Required work
Copy out every line of the entries below word for word, changing nothing.

The records

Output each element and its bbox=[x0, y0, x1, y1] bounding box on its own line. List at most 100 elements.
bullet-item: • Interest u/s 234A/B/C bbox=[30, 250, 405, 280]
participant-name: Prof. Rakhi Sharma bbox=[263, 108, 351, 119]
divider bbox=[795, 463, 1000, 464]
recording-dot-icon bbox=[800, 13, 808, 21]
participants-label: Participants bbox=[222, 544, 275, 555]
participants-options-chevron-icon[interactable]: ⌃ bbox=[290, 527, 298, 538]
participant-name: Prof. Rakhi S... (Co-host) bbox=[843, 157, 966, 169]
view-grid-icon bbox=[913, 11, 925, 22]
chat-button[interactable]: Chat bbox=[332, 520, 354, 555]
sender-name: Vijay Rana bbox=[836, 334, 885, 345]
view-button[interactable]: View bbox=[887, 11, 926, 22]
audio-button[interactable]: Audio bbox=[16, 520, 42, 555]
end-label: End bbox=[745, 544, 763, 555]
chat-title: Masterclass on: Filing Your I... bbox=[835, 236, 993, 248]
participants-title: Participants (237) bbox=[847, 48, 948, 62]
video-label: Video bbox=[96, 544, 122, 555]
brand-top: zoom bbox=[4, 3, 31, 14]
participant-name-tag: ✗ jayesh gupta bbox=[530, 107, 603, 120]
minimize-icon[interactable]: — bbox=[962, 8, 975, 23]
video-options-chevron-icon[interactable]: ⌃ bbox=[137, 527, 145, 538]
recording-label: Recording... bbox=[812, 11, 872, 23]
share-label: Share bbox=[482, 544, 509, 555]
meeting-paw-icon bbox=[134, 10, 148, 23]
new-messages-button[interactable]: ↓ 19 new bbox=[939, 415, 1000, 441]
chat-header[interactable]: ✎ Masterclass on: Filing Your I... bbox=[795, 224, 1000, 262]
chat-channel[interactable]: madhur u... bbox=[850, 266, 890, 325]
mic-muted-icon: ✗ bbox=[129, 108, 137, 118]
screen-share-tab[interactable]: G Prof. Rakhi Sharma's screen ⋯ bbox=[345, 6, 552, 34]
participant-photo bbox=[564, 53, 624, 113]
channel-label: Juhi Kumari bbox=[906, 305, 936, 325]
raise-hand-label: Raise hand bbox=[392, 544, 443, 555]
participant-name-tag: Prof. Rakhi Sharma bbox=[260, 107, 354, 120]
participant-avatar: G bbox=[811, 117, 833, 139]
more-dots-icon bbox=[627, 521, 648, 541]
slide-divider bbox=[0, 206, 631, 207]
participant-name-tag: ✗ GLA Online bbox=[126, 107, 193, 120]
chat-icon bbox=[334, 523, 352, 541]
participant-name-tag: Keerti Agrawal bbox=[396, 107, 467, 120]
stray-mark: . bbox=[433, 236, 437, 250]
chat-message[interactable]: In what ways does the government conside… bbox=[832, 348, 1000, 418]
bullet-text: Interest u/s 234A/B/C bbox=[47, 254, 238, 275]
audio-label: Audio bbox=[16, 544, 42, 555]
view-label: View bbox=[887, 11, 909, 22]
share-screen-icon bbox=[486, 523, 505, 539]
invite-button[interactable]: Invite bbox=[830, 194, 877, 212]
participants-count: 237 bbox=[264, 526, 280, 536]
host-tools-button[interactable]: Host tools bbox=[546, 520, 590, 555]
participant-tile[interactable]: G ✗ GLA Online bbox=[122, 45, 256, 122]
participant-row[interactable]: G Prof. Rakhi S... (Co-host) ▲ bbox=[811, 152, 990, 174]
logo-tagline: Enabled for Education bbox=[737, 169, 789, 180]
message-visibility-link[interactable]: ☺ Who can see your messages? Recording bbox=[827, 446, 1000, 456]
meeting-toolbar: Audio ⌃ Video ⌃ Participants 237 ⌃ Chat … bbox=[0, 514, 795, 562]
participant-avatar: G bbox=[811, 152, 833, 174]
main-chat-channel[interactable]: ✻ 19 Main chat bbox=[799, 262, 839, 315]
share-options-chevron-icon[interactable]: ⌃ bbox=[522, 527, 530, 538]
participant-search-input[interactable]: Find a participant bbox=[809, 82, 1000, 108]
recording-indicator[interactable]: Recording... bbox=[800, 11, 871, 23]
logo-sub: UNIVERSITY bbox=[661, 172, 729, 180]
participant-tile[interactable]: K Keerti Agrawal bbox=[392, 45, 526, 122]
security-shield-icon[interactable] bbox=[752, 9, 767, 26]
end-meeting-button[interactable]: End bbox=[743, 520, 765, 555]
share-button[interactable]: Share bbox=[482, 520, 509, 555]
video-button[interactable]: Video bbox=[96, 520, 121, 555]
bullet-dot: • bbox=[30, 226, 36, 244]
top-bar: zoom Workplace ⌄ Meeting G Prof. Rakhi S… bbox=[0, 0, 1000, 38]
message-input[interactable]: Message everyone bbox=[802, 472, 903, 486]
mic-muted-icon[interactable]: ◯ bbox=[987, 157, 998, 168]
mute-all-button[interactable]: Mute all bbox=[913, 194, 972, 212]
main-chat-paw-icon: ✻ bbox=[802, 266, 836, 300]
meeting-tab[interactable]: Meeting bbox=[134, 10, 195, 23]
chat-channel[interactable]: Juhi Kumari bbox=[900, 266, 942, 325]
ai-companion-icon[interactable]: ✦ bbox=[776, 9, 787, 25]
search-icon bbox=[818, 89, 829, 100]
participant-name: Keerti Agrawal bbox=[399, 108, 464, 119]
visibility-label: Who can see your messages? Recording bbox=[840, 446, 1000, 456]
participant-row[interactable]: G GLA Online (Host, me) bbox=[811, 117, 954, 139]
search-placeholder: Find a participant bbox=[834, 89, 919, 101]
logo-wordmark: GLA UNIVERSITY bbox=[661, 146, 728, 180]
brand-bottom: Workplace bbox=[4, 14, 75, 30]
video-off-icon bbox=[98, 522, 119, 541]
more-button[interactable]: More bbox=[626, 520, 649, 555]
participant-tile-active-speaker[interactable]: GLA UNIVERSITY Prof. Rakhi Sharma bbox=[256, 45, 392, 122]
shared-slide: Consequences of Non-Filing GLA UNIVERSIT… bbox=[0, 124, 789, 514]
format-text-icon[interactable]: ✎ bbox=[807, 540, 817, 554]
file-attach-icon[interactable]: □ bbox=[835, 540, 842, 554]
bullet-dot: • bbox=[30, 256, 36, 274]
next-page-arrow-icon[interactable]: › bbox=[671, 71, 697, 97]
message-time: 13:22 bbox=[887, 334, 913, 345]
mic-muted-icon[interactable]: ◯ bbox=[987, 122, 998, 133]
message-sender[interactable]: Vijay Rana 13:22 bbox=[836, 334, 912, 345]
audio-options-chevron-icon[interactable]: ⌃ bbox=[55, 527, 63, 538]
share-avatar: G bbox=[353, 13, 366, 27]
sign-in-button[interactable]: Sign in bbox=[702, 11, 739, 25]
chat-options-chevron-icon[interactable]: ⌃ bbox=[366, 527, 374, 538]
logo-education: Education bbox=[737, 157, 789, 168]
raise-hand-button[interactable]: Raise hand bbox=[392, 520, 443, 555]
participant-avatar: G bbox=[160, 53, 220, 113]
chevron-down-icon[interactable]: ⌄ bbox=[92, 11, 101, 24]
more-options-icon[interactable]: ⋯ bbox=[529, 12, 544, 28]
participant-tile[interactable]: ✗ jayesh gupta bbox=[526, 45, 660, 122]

Task answer
Output each element and its bbox=[x0, y0, x1, y1] bounding box on its own line. List at most 100 elements.
bullet-item: • Interest u/s 234A/B/C bbox=[30, 250, 405, 280]
participant-name: Prof. Rakhi Sharma bbox=[263, 108, 351, 119]
divider bbox=[795, 463, 1000, 464]
recording-dot-icon bbox=[800, 13, 808, 21]
participants-label: Participants bbox=[222, 544, 275, 555]
participants-options-chevron-icon[interactable]: ⌃ bbox=[290, 527, 298, 538]
participant-name: Prof. Rakhi S... (Co-host) bbox=[843, 157, 966, 169]
view-grid-icon bbox=[913, 11, 925, 22]
chat-button[interactable]: Chat bbox=[332, 520, 354, 555]
sender-name: Vijay Rana bbox=[836, 334, 885, 345]
view-button[interactable]: View bbox=[887, 11, 926, 22]
audio-button[interactable]: Audio bbox=[16, 520, 42, 555]
end-label: End bbox=[745, 544, 763, 555]
chat-title: Masterclass on: Filing Your I... bbox=[835, 236, 993, 248]
participants-title: Participants (237) bbox=[847, 48, 948, 62]
video-label: Video bbox=[96, 544, 122, 555]
brand-top: zoom bbox=[4, 3, 31, 14]
participant-name-tag: ✗ jayesh gupta bbox=[530, 107, 603, 120]
minimize-icon[interactable]: — bbox=[962, 8, 975, 23]
video-options-chevron-icon[interactable]: ⌃ bbox=[137, 527, 145, 538]
recording-label: Recording... bbox=[812, 11, 872, 23]
share-label: Share bbox=[482, 544, 509, 555]
meeting-paw-icon bbox=[134, 10, 148, 23]
new-messages-button[interactable]: ↓ 19 new bbox=[939, 415, 1000, 441]
chat-header[interactable]: ✎ Masterclass on: Filing Your I... bbox=[795, 224, 1000, 262]
chat-channel[interactable]: madhur u... bbox=[850, 266, 890, 325]
mic-muted-icon: ✗ bbox=[129, 108, 137, 118]
screen-share-tab[interactable]: G Prof. Rakhi Sharma's screen ⋯ bbox=[345, 6, 552, 34]
participant-photo bbox=[564, 53, 624, 113]
channel-label: Juhi Kumari bbox=[906, 305, 936, 325]
raise-hand-label: Raise hand bbox=[392, 544, 443, 555]
participant-name-tag: Prof. Rakhi Sharma bbox=[260, 107, 354, 120]
participant-avatar: G bbox=[811, 117, 833, 139]
more-dots-icon bbox=[627, 521, 648, 541]
slide-divider bbox=[0, 206, 631, 207]
participant-name-tag: ✗ GLA Online bbox=[126, 107, 193, 120]
chat-icon bbox=[334, 523, 352, 541]
participant-name-tag: Keerti Agrawal bbox=[396, 107, 467, 120]
stray-mark: . bbox=[433, 236, 437, 250]
chat-message[interactable]: In what ways does the government conside… bbox=[832, 348, 1000, 418]
bullet-text: Interest u/s 234A/B/C bbox=[47, 254, 238, 275]
audio-label: Audio bbox=[16, 544, 42, 555]
view-label: View bbox=[887, 11, 909, 22]
share-screen-icon bbox=[486, 523, 505, 539]
invite-button[interactable]: Invite bbox=[830, 194, 877, 212]
participants-count: 237 bbox=[264, 526, 280, 536]
host-tools-button[interactable]: Host tools bbox=[546, 520, 590, 555]
participant-tile[interactable]: G ✗ GLA Online bbox=[122, 45, 256, 122]
participant-row[interactable]: G Prof. Rakhi S... (Co-host) ▲ bbox=[811, 152, 990, 174]
logo-tagline: Enabled for Education bbox=[737, 169, 789, 180]
message-visibility-link[interactable]: ☺ Who can see your messages? Recording bbox=[827, 446, 1000, 456]
meeting-toolbar: Audio ⌃ Video ⌃ Participants 237 ⌃ Chat … bbox=[0, 514, 795, 562]
participant-avatar: G bbox=[811, 152, 833, 174]
main-chat-channel[interactable]: ✻ 19 Main chat bbox=[799, 262, 839, 315]
share-options-chevron-icon[interactable]: ⌃ bbox=[522, 527, 530, 538]
participant-search-input[interactable]: Find a participant bbox=[809, 82, 1000, 108]
recording-indicator[interactable]: Recording... bbox=[800, 11, 871, 23]
logo-sub: UNIVERSITY bbox=[661, 172, 729, 180]
participant-tile[interactable]: K Keerti Agrawal bbox=[392, 45, 526, 122]
security-shield-icon[interactable] bbox=[752, 9, 767, 26]
end-meeting-button[interactable]: End bbox=[743, 520, 765, 555]
share-button[interactable]: Share bbox=[482, 520, 509, 555]
video-button[interactable]: Video bbox=[96, 520, 121, 555]
bullet-dot: • bbox=[30, 226, 36, 244]
top-bar: zoom Workplace ⌄ Meeting G Prof. Rakhi S… bbox=[0, 0, 1000, 38]
message-input[interactable]: Message everyone bbox=[802, 472, 903, 486]
mic-muted-icon[interactable]: ◯ bbox=[987, 157, 998, 168]
mute-all-button[interactable]: Mute all bbox=[913, 194, 972, 212]
main-chat-paw-icon: ✻ bbox=[802, 266, 836, 300]
meeting-tab[interactable]: Meeting bbox=[134, 10, 195, 23]
chat-channel[interactable]: Juhi Kumari bbox=[900, 266, 942, 325]
ai-companion-icon[interactable]: ✦ bbox=[776, 9, 787, 25]
search-icon bbox=[818, 89, 829, 100]
participant-name: Keerti Agrawal bbox=[399, 108, 464, 119]
visibility-label: Who can see your messages? Recording bbox=[840, 446, 1000, 456]
participant-row[interactable]: G GLA Online (Host, me) bbox=[811, 117, 954, 139]
search-placeholder: Find a participant bbox=[834, 89, 919, 101]
logo-wordmark: GLA UNIVERSITY bbox=[661, 146, 728, 180]
brand-bottom: Workplace bbox=[4, 14, 75, 30]
video-off-icon bbox=[98, 522, 119, 541]
more-button[interactable]: More bbox=[626, 520, 649, 555]
participant-tile-active-speaker[interactable]: GLA UNIVERSITY Prof. Rakhi Sharma bbox=[256, 45, 392, 122]
shared-slide: Consequences of Non-Filing GLA UNIVERSIT… bbox=[0, 124, 789, 514]
format-text-icon[interactable]: ✎ bbox=[807, 540, 817, 554]
file-attach-icon[interactable]: □ bbox=[835, 540, 842, 554]
bullet-dot: • bbox=[30, 256, 36, 274]
next-page-arrow-icon[interactable]: › bbox=[671, 71, 697, 97]
message-time: 13:22 bbox=[887, 334, 913, 345]
mic-muted-icon[interactable]: ◯ bbox=[987, 122, 998, 133]
message-sender[interactable]: Vijay Rana 13:22 bbox=[836, 334, 912, 345]
audio-options-chevron-icon[interactable]: ⌃ bbox=[55, 527, 63, 538]
share-avatar: G bbox=[353, 13, 366, 27]
sign-in-button[interactable]: Sign in bbox=[702, 11, 739, 25]
chat-options-chevron-icon[interactable]: ⌃ bbox=[366, 527, 374, 538]
logo-education: Education bbox=[737, 157, 789, 168]
raise-hand-button[interactable]: Raise hand bbox=[392, 520, 443, 555]
participant-avatar: G bbox=[160, 53, 220, 113]
chevron-down-icon[interactable]: ⌄ bbox=[92, 11, 101, 24]
more-options-icon[interactable]: ⋯ bbox=[529, 12, 544, 28]
participant-tile[interactable]: ✗ jayesh gupta bbox=[526, 45, 660, 122]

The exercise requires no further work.